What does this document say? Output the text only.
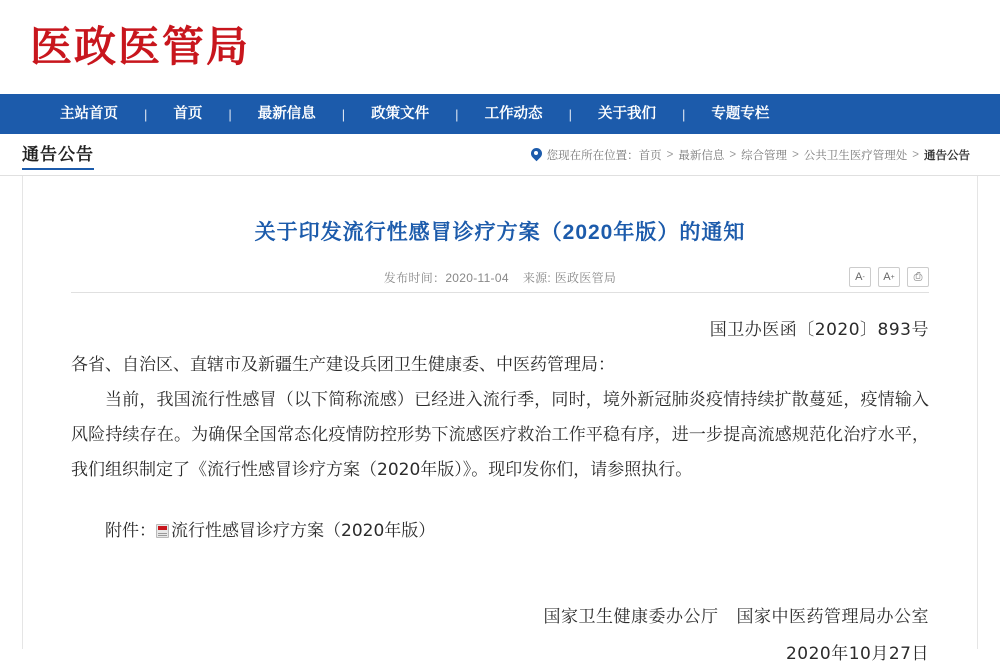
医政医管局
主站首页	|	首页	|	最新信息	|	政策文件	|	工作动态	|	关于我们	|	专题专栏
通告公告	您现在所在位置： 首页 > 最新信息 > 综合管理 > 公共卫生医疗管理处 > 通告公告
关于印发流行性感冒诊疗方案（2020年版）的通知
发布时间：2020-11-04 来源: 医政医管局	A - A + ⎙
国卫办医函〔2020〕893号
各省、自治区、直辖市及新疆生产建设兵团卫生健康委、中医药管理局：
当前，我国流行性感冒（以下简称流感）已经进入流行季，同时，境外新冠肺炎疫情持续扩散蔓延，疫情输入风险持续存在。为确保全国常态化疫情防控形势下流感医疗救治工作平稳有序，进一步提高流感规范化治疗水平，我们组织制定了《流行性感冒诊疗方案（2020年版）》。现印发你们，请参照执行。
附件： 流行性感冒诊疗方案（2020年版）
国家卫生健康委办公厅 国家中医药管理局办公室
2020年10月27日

----

Exercise requirements: Each line above is to be copied verbatim. Drop any image from the copy.

Output:
What does this document say? Output the text only.
医政医管局
主站首页	|	首页	|	最新信息	|	政策文件	|	工作动态	|	关于我们	|	专题专栏
通告公告	您现在所在位置： 首页 > 最新信息 > 综合管理 > 公共卫生医疗管理处 > 通告公告
关于印发流行性感冒诊疗方案（2020年版）的通知
发布时间：2020-11-04 来源: 医政医管局	A - A + ⎙
国卫办医函〔2020〕893号
各省、自治区、直辖市及新疆生产建设兵团卫生健康委、中医药管理局：
当前，我国流行性感冒（以下简称流感）已经进入流行季，同时，境外新冠肺炎疫情持续扩散蔓延，疫情输入风险持续存在。为确保全国常态化疫情防控形势下流感医疗救治工作平稳有序，进一步提高流感规范化治疗水平，我们组织制定了《流行性感冒诊疗方案（2020年版）》。现印发你们，请参照执行。
附件： 流行性感冒诊疗方案（2020年版）
国家卫生健康委办公厅 国家中医药管理局办公室
2020年10月27日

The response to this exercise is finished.